(Stored records)
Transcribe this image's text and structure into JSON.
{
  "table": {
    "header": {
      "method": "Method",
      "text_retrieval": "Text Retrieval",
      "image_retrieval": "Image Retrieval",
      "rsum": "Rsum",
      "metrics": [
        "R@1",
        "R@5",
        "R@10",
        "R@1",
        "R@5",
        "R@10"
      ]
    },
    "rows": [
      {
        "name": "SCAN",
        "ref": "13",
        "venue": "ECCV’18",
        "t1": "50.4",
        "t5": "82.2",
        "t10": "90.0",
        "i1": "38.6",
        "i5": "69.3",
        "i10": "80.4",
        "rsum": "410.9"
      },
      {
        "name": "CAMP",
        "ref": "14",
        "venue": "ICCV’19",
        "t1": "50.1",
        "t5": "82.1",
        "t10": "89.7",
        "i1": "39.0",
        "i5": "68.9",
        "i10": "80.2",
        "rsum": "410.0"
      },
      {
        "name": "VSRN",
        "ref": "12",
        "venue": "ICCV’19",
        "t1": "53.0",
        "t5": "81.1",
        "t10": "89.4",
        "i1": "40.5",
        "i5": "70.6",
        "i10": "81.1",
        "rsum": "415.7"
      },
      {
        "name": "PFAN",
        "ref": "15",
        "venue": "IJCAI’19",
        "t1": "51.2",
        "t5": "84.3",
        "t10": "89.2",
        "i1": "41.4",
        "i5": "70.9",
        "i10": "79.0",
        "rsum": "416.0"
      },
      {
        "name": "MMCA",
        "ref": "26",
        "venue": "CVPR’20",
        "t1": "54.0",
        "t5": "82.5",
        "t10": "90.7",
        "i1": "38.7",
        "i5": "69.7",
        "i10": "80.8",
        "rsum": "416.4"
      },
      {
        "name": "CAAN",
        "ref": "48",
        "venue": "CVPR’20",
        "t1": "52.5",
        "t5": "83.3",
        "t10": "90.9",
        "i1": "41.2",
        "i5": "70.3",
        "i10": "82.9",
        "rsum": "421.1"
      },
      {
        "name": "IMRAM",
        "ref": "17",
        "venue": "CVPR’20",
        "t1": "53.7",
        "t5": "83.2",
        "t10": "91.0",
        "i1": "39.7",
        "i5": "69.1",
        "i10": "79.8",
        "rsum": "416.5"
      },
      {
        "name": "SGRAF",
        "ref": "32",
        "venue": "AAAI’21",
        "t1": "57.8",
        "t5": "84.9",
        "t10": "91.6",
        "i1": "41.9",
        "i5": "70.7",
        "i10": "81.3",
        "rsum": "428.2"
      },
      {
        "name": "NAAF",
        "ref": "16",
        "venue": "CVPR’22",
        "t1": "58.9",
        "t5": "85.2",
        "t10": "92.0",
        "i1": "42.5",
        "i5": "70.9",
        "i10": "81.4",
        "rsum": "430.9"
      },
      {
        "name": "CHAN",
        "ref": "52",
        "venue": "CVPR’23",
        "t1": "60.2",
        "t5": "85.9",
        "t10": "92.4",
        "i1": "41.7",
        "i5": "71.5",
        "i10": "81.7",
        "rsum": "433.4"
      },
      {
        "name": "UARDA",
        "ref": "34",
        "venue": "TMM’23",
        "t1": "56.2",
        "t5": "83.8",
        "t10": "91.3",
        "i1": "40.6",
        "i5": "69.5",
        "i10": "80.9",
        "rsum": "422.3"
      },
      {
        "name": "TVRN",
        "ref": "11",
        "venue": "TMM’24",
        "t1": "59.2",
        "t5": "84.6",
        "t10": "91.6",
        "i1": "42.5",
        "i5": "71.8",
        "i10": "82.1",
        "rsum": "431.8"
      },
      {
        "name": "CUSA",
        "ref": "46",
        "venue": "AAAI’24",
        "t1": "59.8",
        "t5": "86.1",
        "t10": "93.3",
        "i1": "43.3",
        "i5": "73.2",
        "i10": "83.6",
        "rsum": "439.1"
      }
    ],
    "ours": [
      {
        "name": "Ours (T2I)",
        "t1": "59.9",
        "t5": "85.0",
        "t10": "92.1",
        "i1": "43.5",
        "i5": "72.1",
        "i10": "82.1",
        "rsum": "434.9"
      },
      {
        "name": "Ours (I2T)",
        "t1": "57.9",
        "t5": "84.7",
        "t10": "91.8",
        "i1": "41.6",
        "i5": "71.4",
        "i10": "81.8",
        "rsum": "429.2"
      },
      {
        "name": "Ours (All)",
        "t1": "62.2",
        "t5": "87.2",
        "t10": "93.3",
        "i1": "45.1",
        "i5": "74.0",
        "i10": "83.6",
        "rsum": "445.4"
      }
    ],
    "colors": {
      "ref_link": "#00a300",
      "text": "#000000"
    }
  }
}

* STATED TASK: Pull every line containing "Retrieval" out of the records.

* CORRECT ANSWER:
      "text_retrieval": "Text Retrieval",
      "image_retrieval": "Image Retrieval",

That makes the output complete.